### RECORDS SUPPLIED
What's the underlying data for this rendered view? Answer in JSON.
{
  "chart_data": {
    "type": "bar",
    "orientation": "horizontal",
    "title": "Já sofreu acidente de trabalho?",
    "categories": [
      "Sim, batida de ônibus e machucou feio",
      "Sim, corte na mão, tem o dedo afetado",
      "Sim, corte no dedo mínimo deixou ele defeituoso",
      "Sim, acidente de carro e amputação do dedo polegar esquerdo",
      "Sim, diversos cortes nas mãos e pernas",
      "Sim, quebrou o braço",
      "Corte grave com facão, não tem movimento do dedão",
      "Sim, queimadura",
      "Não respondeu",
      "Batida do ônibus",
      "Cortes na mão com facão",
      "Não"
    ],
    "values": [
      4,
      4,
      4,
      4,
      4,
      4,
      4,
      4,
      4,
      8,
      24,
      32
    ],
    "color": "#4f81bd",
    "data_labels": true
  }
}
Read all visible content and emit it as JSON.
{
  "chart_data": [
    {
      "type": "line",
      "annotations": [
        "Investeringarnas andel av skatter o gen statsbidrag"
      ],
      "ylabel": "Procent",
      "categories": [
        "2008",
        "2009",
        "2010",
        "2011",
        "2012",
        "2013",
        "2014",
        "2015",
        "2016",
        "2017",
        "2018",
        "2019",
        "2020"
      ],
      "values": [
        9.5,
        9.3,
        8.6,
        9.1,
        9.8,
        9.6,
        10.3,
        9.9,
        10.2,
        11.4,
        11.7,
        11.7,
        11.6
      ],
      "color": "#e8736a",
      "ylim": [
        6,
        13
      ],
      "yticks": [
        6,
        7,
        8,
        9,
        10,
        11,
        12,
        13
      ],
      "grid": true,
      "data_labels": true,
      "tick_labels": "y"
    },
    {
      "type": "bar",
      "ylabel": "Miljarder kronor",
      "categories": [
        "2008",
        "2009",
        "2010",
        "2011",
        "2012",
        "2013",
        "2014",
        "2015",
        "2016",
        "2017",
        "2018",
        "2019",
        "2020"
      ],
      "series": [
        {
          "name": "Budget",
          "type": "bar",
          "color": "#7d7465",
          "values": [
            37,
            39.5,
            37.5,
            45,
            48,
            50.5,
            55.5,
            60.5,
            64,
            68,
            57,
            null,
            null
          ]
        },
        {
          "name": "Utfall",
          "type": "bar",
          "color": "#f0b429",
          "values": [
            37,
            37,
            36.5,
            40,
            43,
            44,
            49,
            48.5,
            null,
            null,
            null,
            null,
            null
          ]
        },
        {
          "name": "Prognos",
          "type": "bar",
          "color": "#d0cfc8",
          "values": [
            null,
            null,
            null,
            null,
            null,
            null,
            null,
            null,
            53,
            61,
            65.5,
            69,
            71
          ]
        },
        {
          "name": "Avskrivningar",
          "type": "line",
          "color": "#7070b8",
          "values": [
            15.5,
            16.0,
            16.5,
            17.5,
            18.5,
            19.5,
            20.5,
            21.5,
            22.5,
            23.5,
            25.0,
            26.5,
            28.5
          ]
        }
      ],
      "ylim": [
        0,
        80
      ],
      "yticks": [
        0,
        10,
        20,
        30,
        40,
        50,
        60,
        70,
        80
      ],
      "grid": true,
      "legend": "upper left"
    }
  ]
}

### AIM OF THE EXERCISE
Scan the records above for the string "dedo", then select every line that holds it.

### WRITTEN SOLUTION
      "Sim, corte na mão, tem o dedo afetado",
      "Sim, corte no dedo mínimo deixou ele defeituoso",
      "Sim, acidente de carro e amputação do dedo polegar esquerdo",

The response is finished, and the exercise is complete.